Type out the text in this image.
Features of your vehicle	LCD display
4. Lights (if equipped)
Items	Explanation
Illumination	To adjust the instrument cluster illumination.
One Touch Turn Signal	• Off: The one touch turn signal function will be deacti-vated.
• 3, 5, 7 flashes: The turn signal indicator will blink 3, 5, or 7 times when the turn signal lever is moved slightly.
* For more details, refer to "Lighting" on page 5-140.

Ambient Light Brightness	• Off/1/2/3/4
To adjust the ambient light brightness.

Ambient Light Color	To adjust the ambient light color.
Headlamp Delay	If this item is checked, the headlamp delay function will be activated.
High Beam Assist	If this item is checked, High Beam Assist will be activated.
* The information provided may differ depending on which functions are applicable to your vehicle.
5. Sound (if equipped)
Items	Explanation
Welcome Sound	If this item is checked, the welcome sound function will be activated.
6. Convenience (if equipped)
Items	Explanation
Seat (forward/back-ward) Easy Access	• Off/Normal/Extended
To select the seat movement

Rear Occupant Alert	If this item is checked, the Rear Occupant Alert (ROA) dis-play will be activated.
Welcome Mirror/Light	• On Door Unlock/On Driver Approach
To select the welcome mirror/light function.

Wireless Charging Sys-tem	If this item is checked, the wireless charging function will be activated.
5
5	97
----
#### Exercise task:
Restate every line of the data word for word.

#### Problem solution:
Type out the text in this image.
Features of your vehicle	LCD display
4. Lights (if equipped)
Items	Explanation
Illumination	To adjust the instrument cluster illumination.
One Touch Turn Signal	• Off: The one touch turn signal function will be deacti-vated.
• 3, 5, 7 flashes: The turn signal indicator will blink 3, 5, or 7 times when the turn signal lever is moved slightly.
* For more details, refer to "Lighting" on page 5-140.

Ambient Light Brightness	• Off/1/2/3/4
To adjust the ambient light brightness.

Ambient Light Color	To adjust the ambient light color.
Headlamp Delay	If this item is checked, the headlamp delay function will be activated.
High Beam Assist	If this item is checked, High Beam Assist will be activated.
* The information provided may differ depending on which functions are applicable to your vehicle.
5. Sound (if equipped)
Items	Explanation
Welcome Sound	If this item is checked, the welcome sound function will be activated.
6. Convenience (if equipped)
Items	Explanation
Seat (forward/back-ward) Easy Access	• Off/Normal/Extended
To select the seat movement

Rear Occupant Alert	If this item is checked, the Rear Occupant Alert (ROA) dis-play will be activated.
Welcome Mirror/Light	• On Door Unlock/On Driver Approach
To select the welcome mirror/light function.

Wireless Charging Sys-tem	If this item is checked, the wireless charging function will be activated.
5
5	97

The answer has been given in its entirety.